> TASK BRIEF
Find every line below that contains the word "масс" and copy it out.

> Entries from a dataset
+---+
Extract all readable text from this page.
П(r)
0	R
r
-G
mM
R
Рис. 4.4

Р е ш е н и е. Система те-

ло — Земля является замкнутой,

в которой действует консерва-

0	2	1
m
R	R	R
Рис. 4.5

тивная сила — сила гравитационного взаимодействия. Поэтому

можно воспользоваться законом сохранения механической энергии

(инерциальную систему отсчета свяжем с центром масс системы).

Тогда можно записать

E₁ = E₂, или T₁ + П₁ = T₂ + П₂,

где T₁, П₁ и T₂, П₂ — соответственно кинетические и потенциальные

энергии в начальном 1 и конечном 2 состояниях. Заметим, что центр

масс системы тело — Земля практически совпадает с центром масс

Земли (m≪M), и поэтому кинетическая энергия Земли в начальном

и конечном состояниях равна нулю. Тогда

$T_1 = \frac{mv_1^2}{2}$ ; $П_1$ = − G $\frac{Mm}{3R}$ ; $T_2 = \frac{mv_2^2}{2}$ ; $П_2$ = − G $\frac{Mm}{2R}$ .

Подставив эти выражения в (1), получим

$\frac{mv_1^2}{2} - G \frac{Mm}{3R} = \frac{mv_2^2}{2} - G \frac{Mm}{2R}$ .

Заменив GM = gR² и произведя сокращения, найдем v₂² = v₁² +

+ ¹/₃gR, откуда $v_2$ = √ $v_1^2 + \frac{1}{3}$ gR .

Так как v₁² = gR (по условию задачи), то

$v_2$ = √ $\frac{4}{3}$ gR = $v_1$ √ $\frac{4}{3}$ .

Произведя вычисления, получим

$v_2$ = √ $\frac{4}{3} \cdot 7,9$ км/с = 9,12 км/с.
+---+
> EXERCISE RESPONSE
(инерциальную систему отсчета свяжем с центром масс системы).
масс системы тело — Земля практически совпадает с центром масс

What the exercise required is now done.